■ **Records supplied**:

::::::::

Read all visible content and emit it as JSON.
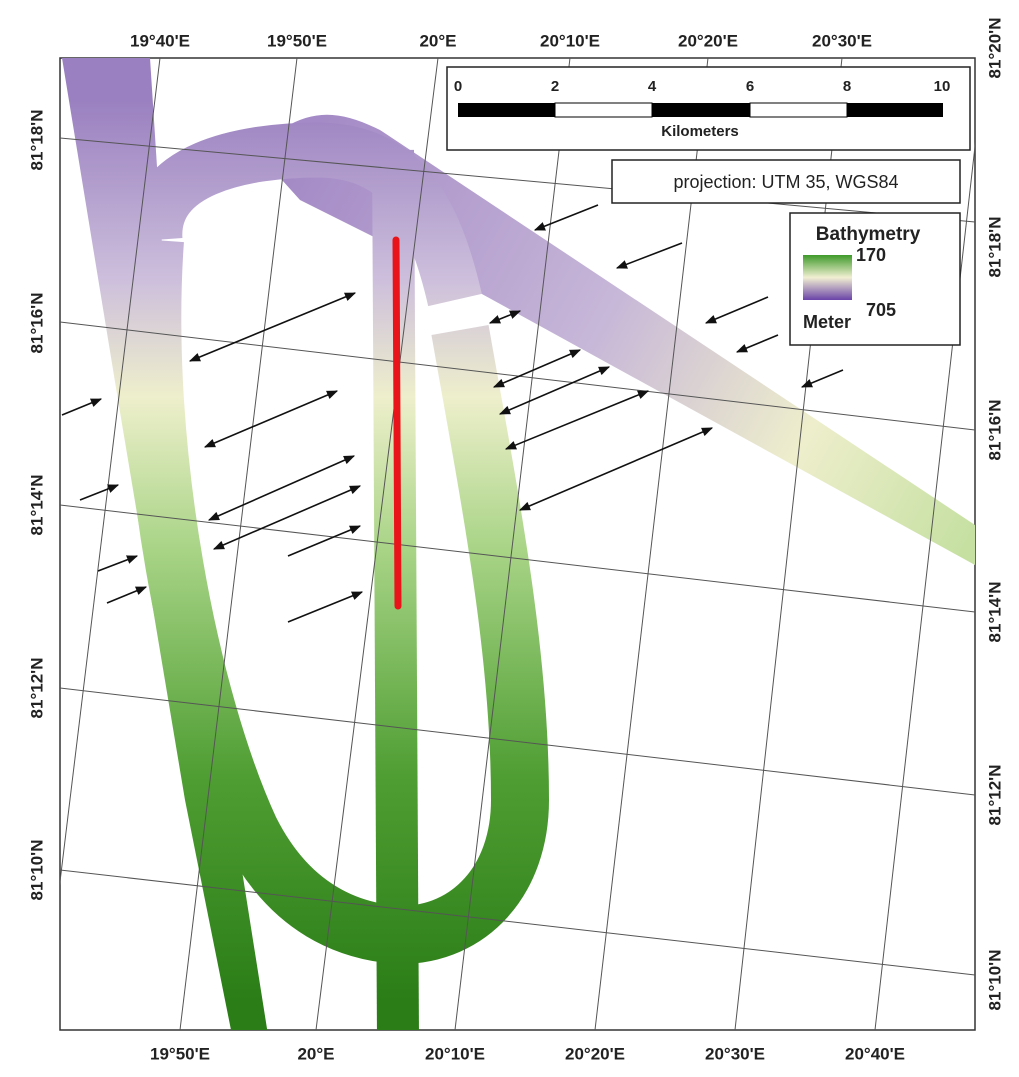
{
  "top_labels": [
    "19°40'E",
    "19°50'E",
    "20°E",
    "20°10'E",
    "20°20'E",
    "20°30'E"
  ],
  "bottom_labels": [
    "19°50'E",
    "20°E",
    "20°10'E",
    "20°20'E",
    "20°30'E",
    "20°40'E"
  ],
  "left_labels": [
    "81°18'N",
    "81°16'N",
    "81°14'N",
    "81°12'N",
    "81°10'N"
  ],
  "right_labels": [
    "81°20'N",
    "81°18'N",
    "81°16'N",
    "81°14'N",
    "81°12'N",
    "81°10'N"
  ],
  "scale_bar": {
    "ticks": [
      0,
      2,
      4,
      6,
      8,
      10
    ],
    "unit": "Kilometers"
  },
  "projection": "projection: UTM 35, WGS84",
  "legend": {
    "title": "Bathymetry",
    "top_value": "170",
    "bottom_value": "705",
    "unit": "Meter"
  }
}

::::::::

■ **Exercise description**: Take the listing above and restate it word for word, without its pictures.

■ **Answer to this task**:
Read all visible content and emit it as JSON.
{
  "top_labels": [
    "19°40'E",
    "19°50'E",
    "20°E",
    "20°10'E",
    "20°20'E",
    "20°30'E"
  ],
  "bottom_labels": [
    "19°50'E",
    "20°E",
    "20°10'E",
    "20°20'E",
    "20°30'E",
    "20°40'E"
  ],
  "left_labels": [
    "81°18'N",
    "81°16'N",
    "81°14'N",
    "81°12'N",
    "81°10'N"
  ],
  "right_labels": [
    "81°20'N",
    "81°18'N",
    "81°16'N",
    "81°14'N",
    "81°12'N",
    "81°10'N"
  ],
  "scale_bar": {
    "ticks": [
      0,
      2,
      4,
      6,
      8,
      10
    ],
    "unit": "Kilometers"
  },
  "projection": "projection: UTM 35, WGS84",
  "legend": {
    "title": "Bathymetry",
    "top_value": "170",
    "bottom_value": "705",
    "unit": "Meter"
  }
}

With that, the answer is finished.